• _WHAT YOU WILL DO_
Which lines in the material below contain the word "sucesión"? Copy each of them.

-- -- --

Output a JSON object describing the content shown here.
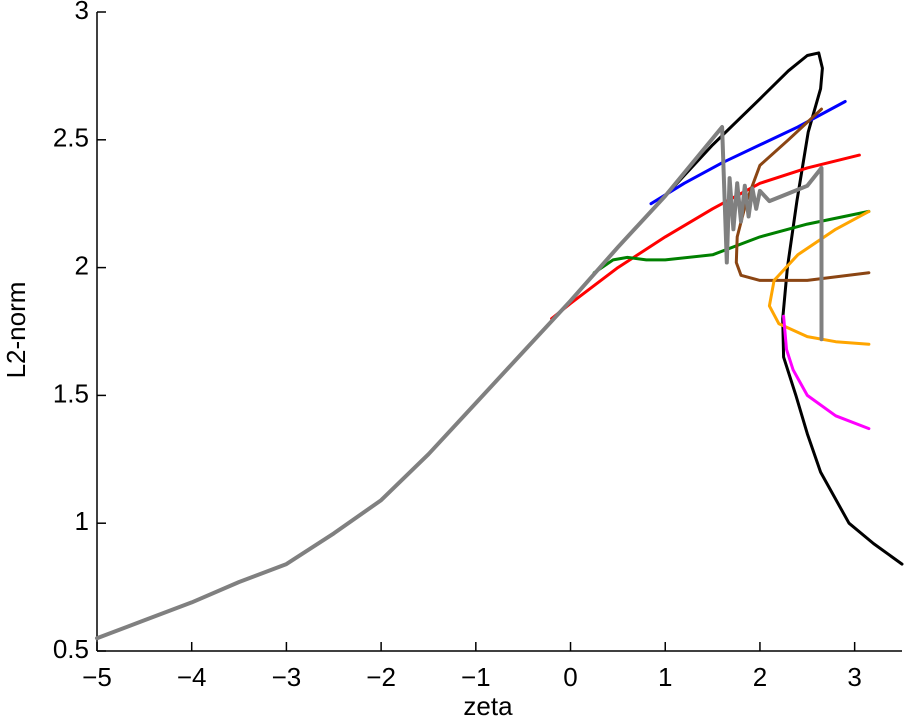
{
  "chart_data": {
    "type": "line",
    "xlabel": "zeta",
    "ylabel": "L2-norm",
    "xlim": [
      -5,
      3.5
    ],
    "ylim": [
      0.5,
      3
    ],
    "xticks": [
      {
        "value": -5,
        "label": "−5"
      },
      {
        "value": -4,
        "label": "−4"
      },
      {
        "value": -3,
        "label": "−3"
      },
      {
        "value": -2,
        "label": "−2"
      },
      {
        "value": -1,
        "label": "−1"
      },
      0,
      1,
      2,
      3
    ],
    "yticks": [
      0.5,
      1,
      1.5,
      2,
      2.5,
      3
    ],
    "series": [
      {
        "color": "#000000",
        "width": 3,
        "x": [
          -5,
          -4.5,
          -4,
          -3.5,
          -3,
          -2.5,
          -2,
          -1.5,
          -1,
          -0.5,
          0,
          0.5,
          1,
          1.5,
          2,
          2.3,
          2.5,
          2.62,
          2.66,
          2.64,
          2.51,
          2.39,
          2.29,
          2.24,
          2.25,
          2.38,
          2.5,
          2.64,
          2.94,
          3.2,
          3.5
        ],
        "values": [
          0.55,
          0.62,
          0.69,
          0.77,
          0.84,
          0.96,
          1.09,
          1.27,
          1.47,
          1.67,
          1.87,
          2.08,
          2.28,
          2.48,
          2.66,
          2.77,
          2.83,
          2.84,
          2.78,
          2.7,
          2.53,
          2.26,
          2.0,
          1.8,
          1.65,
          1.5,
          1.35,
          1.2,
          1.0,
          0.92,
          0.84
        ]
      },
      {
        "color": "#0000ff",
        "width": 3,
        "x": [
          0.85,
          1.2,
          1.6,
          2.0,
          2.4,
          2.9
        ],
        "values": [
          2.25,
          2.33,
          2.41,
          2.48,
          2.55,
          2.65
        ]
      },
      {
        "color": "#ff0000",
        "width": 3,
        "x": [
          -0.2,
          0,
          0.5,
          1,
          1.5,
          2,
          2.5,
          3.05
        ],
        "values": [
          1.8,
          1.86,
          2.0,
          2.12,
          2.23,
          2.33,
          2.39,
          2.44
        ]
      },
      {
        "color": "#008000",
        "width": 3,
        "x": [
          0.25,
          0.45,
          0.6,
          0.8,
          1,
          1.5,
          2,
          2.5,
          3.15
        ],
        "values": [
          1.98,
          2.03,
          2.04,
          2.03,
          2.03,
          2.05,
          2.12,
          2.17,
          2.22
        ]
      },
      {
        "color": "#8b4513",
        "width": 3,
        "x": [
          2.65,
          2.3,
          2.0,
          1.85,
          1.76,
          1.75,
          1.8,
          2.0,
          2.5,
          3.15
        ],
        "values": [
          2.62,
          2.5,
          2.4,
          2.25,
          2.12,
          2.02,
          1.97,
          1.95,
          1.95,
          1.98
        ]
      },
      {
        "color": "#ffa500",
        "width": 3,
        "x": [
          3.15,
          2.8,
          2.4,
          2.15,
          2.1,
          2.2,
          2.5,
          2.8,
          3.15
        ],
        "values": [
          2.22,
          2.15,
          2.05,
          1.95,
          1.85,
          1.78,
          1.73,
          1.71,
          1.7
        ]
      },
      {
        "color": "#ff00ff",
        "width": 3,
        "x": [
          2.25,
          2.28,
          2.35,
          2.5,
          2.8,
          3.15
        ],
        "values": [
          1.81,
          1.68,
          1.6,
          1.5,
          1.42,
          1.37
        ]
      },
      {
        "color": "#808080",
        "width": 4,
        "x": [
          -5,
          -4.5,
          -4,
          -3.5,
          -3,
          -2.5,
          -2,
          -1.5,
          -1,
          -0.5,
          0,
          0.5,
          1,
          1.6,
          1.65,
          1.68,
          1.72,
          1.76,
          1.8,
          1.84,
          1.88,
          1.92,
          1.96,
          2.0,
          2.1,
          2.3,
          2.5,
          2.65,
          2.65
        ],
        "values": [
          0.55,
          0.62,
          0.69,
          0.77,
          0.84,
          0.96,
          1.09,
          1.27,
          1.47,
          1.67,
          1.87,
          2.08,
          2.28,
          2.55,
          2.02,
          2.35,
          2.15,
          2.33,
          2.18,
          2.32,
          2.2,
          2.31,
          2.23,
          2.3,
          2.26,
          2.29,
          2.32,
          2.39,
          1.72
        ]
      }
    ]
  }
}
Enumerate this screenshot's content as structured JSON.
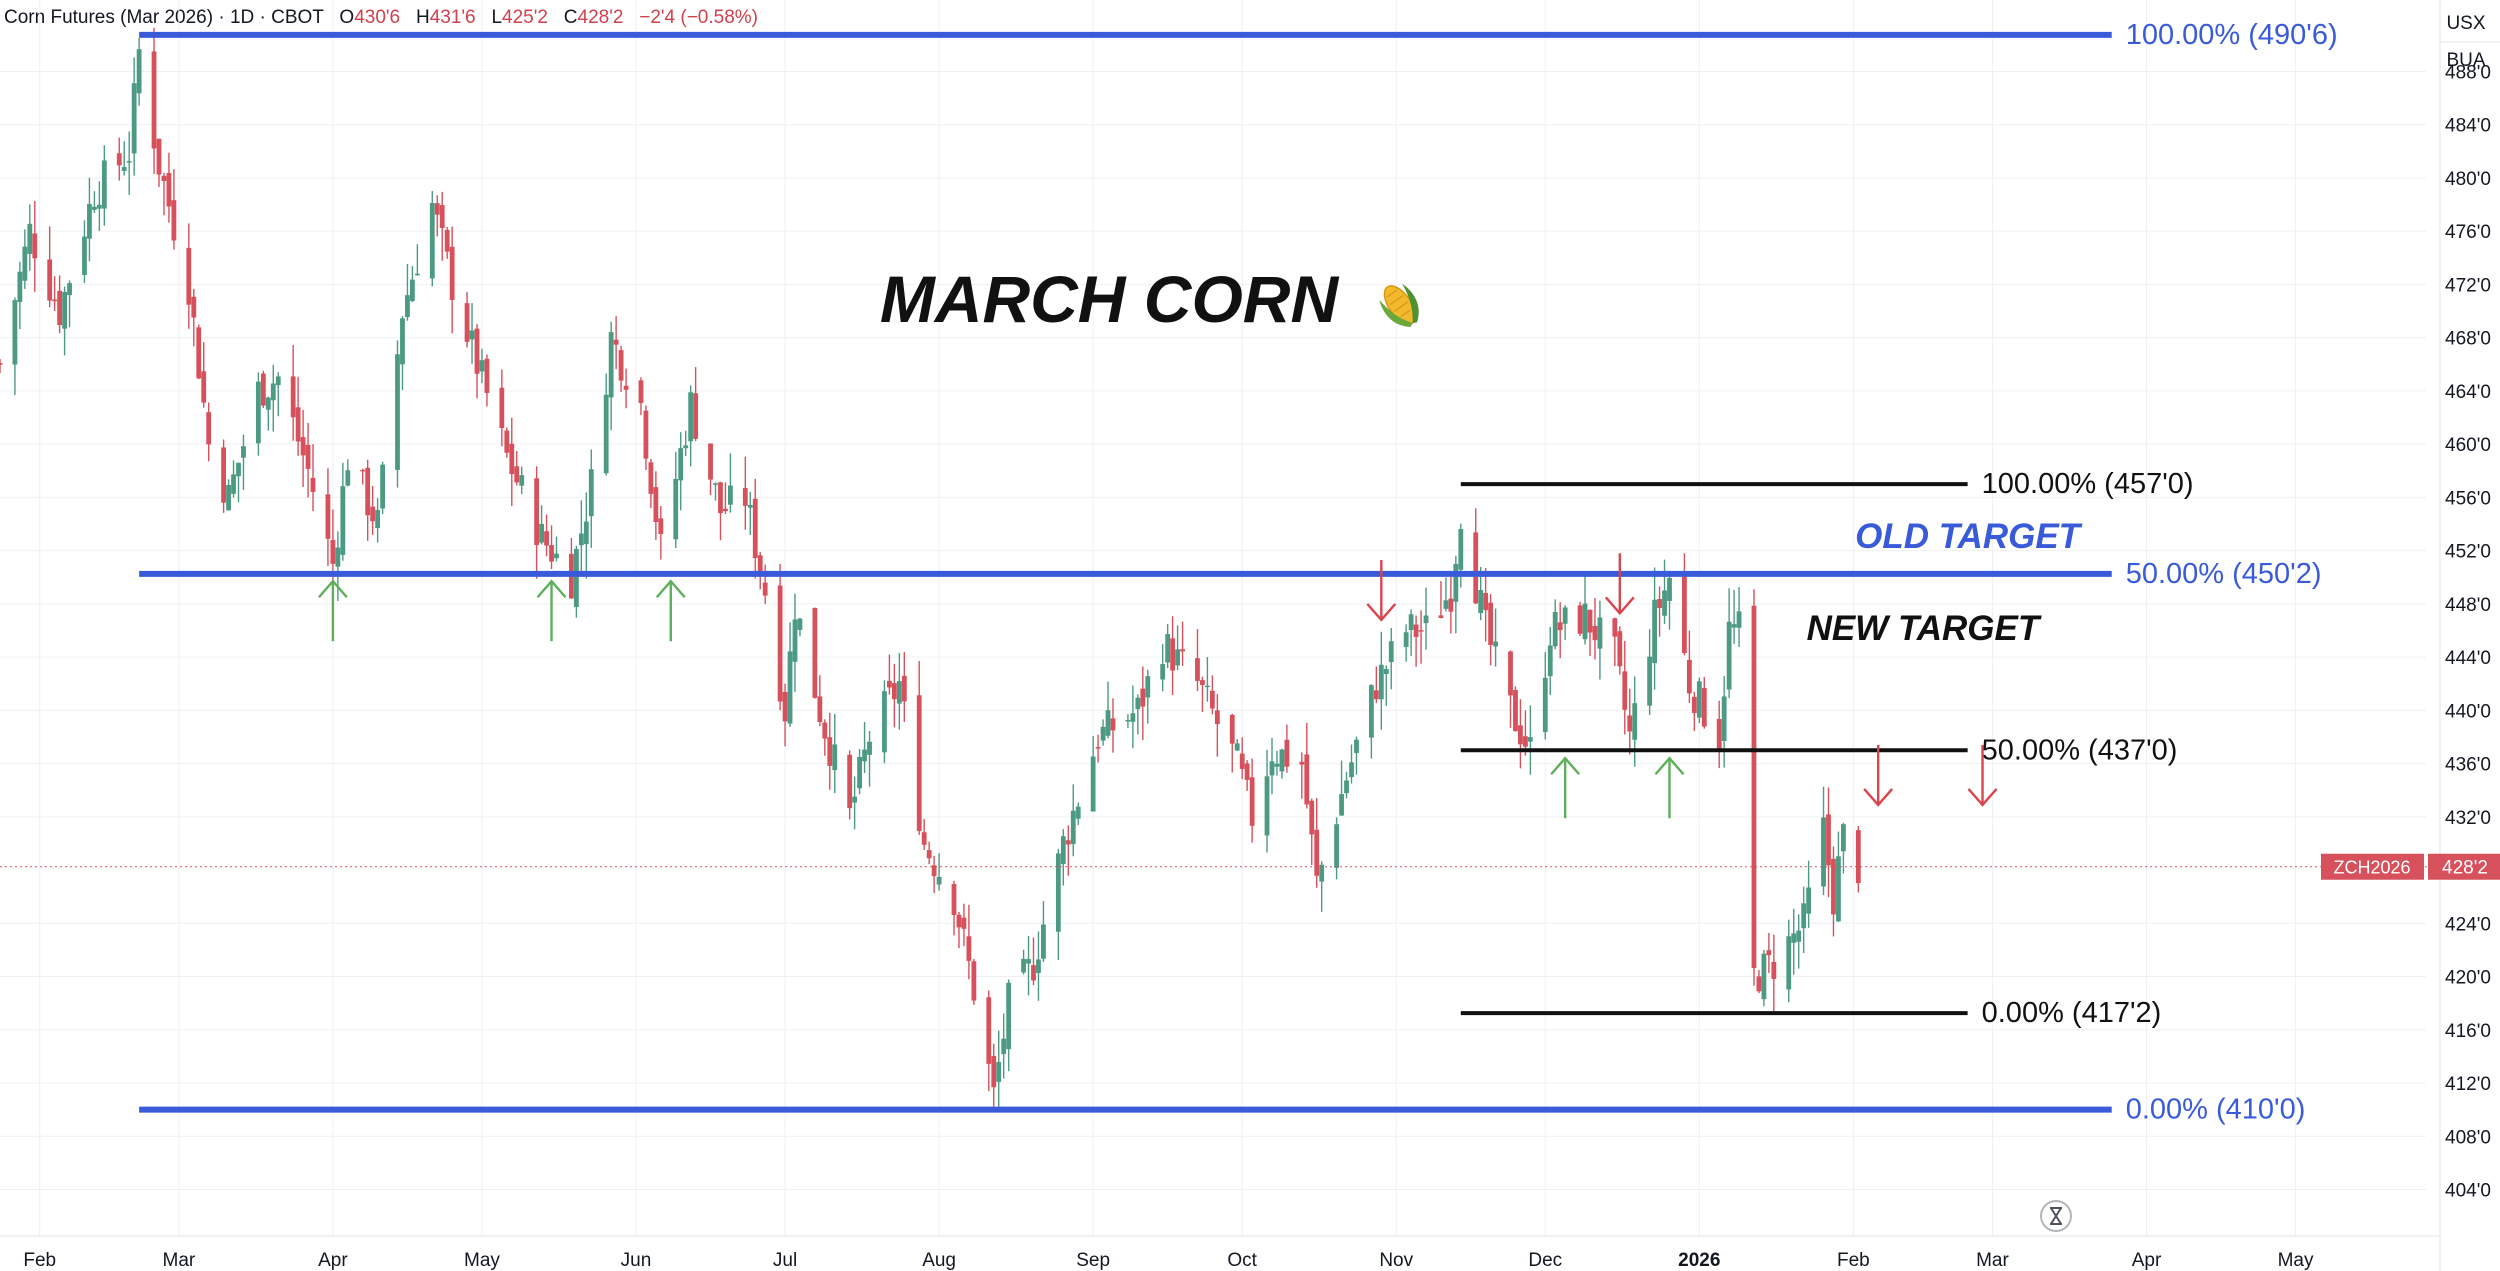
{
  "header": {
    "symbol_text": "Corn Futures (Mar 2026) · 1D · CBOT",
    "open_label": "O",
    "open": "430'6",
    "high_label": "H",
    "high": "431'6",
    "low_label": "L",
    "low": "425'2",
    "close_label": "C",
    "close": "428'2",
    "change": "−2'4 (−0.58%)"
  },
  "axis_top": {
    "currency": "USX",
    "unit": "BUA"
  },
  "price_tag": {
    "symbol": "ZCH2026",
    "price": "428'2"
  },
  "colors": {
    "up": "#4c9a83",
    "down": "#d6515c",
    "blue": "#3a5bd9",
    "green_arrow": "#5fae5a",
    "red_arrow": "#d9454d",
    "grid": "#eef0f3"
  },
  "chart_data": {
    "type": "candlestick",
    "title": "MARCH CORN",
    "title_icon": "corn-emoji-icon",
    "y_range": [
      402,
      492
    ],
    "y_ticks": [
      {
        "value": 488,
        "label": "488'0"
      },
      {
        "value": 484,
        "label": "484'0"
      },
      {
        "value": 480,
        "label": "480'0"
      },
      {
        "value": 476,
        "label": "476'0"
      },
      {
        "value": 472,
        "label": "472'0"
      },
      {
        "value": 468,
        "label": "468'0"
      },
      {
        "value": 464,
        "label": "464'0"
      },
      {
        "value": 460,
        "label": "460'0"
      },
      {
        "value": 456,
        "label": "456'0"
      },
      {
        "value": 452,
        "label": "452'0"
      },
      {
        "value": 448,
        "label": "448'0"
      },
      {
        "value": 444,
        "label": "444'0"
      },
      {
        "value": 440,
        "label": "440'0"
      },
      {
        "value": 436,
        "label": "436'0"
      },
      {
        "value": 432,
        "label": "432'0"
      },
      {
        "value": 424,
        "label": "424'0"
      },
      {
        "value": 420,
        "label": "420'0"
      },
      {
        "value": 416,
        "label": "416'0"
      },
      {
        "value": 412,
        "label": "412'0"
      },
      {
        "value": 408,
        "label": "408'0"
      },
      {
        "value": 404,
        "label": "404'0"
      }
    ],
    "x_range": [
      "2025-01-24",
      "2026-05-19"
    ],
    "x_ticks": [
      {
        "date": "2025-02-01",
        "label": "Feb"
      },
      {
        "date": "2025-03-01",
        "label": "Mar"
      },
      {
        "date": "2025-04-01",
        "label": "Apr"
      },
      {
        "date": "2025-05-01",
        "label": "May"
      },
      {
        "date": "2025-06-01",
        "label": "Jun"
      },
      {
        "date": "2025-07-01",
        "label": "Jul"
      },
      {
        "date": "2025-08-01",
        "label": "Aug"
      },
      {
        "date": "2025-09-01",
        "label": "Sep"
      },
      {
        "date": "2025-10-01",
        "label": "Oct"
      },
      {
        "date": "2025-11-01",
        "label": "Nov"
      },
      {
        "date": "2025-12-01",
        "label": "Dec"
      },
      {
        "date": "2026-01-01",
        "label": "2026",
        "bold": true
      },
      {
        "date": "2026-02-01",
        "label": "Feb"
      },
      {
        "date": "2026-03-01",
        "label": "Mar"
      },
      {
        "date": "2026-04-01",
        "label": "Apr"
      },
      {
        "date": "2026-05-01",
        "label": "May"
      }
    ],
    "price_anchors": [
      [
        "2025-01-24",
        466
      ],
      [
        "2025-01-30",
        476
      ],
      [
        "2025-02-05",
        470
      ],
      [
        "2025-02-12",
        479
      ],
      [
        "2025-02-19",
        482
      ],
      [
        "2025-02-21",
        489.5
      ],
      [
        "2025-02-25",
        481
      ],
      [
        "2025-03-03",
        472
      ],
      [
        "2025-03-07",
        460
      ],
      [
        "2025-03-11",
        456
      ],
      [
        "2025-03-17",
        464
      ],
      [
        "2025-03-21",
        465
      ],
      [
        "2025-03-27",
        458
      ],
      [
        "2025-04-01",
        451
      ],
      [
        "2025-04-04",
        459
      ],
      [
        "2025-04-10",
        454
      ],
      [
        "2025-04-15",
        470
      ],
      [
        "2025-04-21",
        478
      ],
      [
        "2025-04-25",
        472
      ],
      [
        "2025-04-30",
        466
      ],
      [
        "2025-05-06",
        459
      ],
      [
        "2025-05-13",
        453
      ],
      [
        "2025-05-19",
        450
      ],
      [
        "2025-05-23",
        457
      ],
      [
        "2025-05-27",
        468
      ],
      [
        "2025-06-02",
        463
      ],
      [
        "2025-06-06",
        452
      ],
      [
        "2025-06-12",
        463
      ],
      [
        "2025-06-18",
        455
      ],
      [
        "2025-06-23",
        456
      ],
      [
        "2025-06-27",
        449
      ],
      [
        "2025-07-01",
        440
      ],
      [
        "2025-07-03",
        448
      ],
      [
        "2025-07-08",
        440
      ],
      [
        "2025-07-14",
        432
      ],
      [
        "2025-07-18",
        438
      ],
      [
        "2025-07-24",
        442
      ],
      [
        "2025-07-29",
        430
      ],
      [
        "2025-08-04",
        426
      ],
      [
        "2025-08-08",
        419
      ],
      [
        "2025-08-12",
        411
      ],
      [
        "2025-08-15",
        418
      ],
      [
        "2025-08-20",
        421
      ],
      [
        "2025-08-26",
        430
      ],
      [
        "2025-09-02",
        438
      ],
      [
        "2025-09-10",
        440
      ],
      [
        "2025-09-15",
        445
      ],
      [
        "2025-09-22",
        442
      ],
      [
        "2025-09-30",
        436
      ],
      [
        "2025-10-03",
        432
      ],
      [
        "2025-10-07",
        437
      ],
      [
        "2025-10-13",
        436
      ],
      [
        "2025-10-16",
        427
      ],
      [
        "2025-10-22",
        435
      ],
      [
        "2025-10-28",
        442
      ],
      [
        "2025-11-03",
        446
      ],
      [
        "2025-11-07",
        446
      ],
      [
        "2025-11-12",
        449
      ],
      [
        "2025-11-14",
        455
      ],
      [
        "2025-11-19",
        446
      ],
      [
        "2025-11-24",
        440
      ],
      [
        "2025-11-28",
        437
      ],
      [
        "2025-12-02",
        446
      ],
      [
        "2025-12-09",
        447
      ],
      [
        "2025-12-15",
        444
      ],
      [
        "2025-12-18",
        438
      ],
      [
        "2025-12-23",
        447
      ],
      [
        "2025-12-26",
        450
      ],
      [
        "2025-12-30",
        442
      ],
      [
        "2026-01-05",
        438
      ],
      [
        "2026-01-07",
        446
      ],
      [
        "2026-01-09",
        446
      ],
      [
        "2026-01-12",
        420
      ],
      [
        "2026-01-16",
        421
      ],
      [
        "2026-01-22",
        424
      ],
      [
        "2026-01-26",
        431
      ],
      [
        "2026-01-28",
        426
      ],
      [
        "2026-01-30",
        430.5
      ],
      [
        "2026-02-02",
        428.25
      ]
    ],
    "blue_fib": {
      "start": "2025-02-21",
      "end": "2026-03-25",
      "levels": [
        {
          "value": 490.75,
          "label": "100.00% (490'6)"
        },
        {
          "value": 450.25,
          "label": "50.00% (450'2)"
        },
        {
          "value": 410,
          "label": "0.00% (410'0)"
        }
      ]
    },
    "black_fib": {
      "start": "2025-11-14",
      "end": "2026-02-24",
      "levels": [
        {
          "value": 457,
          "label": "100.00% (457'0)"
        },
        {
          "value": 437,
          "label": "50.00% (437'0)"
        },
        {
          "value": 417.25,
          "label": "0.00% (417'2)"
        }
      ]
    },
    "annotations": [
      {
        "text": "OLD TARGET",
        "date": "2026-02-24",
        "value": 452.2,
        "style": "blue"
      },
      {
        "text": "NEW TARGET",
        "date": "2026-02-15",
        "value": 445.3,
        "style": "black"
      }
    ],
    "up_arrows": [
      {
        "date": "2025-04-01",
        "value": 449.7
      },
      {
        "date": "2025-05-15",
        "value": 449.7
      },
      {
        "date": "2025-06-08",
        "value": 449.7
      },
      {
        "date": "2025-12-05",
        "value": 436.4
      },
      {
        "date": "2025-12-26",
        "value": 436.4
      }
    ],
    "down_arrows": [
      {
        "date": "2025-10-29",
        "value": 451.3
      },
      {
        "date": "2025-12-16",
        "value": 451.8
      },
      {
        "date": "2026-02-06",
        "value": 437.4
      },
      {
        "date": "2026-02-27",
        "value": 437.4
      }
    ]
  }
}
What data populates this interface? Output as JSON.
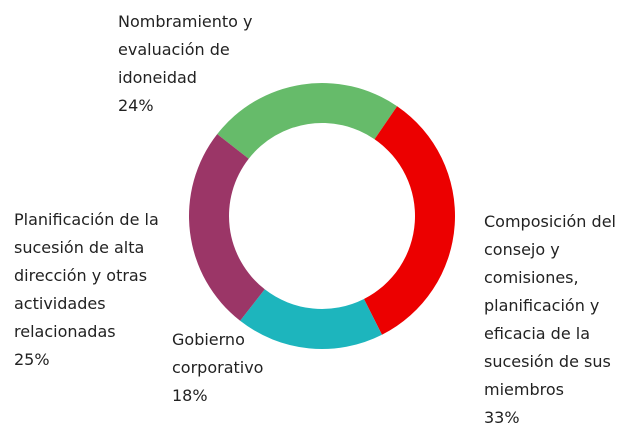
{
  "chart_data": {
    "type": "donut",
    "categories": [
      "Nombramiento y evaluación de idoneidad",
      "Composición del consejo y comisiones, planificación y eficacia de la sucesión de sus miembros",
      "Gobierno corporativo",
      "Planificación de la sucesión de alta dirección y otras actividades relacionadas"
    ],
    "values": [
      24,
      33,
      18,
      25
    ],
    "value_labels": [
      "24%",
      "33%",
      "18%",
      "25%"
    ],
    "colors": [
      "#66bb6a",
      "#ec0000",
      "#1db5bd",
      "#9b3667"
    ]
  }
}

-- -- --

• _CORRECT RESPONSE_
      "Composición del consejo y comisiones, planificación y eficacia de la sucesión de sus miembros",
      "Planificación de la sucesión de alta dirección y otras actividades relacionadas"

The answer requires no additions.